| CHALLENGE |
Give the records from the start through the line containing "x-tick-label: Post [777, 888, 817, 910]" as a Markdown table with the columns Row and Entry, numbering each row and leaving out blank lines.

| RECORD EXCERPTS |
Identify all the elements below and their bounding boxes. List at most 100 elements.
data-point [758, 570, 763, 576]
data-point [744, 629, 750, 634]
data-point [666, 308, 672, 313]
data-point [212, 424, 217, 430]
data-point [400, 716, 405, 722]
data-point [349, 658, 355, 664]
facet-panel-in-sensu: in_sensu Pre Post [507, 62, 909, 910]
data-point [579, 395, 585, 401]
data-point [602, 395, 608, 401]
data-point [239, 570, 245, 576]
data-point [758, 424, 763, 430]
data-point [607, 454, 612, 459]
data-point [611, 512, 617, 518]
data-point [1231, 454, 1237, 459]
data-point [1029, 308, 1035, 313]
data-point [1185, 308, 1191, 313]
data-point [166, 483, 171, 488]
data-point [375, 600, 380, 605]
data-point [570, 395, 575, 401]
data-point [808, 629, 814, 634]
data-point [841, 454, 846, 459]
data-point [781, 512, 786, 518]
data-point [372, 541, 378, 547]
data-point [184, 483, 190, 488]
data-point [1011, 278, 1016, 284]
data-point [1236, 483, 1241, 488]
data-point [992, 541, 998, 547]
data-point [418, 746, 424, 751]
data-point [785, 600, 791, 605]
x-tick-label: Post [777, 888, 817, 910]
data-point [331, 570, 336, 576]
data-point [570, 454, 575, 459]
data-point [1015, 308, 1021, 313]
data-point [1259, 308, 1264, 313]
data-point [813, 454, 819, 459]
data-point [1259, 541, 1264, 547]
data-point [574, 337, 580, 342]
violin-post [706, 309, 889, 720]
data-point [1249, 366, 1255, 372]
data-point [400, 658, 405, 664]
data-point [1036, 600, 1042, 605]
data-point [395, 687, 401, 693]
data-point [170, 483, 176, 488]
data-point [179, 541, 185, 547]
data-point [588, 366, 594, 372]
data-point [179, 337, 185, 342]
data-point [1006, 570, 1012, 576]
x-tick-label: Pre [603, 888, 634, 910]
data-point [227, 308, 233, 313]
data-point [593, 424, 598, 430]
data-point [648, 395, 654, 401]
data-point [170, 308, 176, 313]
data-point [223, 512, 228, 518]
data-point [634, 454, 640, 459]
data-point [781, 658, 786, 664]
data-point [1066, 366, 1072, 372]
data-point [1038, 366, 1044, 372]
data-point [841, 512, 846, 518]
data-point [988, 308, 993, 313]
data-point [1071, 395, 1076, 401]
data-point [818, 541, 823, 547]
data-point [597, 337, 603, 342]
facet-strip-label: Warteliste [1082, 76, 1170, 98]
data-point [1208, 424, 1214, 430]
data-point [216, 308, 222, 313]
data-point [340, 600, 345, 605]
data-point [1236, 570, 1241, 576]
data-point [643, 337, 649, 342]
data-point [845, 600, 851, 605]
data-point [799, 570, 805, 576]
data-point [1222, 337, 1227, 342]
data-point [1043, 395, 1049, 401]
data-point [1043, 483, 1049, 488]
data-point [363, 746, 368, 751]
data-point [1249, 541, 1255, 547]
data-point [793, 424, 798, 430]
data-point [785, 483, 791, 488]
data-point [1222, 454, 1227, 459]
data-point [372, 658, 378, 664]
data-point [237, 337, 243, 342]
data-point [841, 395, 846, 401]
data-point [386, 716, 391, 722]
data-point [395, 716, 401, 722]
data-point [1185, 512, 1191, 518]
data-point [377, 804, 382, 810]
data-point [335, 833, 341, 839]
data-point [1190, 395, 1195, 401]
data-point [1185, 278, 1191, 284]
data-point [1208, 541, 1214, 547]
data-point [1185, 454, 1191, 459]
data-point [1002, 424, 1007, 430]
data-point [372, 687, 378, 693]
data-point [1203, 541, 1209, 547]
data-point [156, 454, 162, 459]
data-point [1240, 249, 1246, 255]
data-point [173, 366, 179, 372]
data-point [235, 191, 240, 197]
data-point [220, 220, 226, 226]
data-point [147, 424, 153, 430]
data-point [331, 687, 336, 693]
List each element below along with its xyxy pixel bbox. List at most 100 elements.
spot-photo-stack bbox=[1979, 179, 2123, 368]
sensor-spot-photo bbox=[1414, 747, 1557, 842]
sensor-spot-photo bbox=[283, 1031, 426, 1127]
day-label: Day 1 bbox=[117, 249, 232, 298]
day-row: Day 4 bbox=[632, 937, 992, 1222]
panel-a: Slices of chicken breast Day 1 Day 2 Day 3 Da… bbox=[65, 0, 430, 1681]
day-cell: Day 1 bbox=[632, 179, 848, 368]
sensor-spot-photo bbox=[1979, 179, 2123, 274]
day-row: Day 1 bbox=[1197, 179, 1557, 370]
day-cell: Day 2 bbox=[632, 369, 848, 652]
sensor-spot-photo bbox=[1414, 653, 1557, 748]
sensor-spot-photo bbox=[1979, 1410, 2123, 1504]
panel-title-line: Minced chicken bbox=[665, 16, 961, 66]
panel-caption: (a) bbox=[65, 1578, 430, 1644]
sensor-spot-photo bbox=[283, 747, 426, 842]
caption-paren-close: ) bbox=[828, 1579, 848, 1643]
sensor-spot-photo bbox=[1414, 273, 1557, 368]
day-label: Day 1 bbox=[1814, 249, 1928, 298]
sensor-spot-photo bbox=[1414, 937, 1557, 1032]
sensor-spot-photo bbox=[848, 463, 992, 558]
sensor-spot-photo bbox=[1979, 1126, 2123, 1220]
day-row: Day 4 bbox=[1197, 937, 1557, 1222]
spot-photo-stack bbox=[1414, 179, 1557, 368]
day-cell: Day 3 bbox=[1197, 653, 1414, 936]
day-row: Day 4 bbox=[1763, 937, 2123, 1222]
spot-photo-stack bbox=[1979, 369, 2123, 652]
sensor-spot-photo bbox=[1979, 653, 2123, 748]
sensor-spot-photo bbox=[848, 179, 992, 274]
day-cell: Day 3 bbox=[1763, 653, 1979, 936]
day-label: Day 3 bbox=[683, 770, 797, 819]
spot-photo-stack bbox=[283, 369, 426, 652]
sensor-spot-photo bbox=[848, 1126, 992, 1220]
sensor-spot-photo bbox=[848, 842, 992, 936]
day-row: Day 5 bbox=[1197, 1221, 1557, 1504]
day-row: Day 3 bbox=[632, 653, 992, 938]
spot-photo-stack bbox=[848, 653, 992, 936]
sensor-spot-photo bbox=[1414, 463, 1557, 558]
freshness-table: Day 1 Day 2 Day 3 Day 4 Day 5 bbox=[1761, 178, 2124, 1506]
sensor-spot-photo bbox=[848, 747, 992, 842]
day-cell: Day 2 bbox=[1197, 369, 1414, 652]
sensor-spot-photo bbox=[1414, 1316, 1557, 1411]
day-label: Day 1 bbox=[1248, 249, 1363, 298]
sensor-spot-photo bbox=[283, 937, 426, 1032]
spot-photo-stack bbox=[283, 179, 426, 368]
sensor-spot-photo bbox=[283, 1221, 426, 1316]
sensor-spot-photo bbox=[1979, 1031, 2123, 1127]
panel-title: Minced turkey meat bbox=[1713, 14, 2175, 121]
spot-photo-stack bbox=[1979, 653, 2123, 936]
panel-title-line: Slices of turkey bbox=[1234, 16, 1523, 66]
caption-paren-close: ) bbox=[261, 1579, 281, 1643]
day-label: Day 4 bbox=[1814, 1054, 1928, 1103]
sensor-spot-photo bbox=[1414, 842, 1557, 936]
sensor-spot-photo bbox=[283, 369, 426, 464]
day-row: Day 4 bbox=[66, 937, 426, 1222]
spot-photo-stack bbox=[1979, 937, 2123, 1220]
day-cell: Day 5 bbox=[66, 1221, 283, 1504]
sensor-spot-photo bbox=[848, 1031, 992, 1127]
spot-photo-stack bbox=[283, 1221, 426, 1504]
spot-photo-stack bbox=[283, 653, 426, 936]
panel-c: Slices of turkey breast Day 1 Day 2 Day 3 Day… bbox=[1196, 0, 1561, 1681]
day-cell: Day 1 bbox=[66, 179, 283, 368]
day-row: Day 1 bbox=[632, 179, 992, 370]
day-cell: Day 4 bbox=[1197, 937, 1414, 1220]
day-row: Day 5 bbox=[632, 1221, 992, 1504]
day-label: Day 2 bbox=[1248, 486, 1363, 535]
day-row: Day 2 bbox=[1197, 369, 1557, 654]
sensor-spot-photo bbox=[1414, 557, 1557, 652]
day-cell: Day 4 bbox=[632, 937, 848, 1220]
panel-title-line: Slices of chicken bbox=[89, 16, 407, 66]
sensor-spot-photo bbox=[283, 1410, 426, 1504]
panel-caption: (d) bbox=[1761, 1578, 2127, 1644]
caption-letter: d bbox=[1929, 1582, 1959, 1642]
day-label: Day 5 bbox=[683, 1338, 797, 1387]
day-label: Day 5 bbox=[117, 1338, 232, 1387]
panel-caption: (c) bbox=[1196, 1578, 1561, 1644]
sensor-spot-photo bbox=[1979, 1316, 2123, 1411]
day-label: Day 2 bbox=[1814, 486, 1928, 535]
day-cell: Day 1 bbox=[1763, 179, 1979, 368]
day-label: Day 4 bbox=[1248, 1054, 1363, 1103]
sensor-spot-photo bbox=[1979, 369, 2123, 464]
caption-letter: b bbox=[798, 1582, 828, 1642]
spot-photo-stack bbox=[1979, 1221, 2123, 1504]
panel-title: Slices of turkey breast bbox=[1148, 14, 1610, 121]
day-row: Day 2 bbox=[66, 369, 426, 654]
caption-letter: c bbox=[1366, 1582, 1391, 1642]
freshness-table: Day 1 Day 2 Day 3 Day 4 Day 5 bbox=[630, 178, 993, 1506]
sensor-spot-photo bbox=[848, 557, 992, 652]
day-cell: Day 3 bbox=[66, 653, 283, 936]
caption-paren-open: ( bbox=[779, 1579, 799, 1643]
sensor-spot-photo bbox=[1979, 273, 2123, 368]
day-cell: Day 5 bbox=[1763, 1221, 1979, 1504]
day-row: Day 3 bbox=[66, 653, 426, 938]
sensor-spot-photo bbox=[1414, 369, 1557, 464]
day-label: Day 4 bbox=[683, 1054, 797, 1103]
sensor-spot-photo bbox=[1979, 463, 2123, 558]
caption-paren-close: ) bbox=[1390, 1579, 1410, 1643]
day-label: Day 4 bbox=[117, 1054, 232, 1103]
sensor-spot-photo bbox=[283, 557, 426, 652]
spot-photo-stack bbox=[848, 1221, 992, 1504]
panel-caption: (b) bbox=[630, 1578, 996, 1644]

| WRITTEN RESPONSE |
| Row | Entry |
|---|---|
| 1 | Identify all the elements below and their bounding boxes. List at most 100 elements. |
| 2 | data-point [758, 570, 763, 576] |
| 3 | data-point [744, 629, 750, 634] |
| 4 | data-point [666, 308, 672, 313] |
| 5 | data-point [212, 424, 217, 430] |
| 6 | data-point [400, 716, 405, 722] |
| 7 | data-point [349, 658, 355, 664] |
| 8 | facet-panel-in-sensu: in_sensu Pre Post [507, 62, 909, 910] |
| 9 | data-point [579, 395, 585, 401] |
| 10 | data-point [602, 395, 608, 401] |
| 11 | data-point [239, 570, 245, 576] |
| 12 | data-point [758, 424, 763, 430] |
| 13 | data-point [607, 454, 612, 459] |
| 14 | data-point [611, 512, 617, 518] |
| 15 | data-point [1231, 454, 1237, 459] |
| 16 | data-point [1029, 308, 1035, 313] |
| 17 | data-point [1185, 308, 1191, 313] |
| 18 | data-point [166, 483, 171, 488] |
| 19 | data-point [375, 600, 380, 605] |
| 20 | data-point [570, 395, 575, 401] |
| 21 | data-point [808, 629, 814, 634] |
| 22 | data-point [841, 454, 846, 459] |
| 23 | data-point [781, 512, 786, 518] |
| 24 | data-point [372, 541, 378, 547] |
| 25 | data-point [184, 483, 190, 488] |
| 26 | data-point [1011, 278, 1016, 284] |
| 27 | data-point [1236, 483, 1241, 488] |
| 28 | data-point [992, 541, 998, 547] |
| 29 | data-point [418, 746, 424, 751] |
| 30 | data-point [785, 600, 791, 605] |
| 31 | x-tick-label: Post [777, 888, 817, 910] |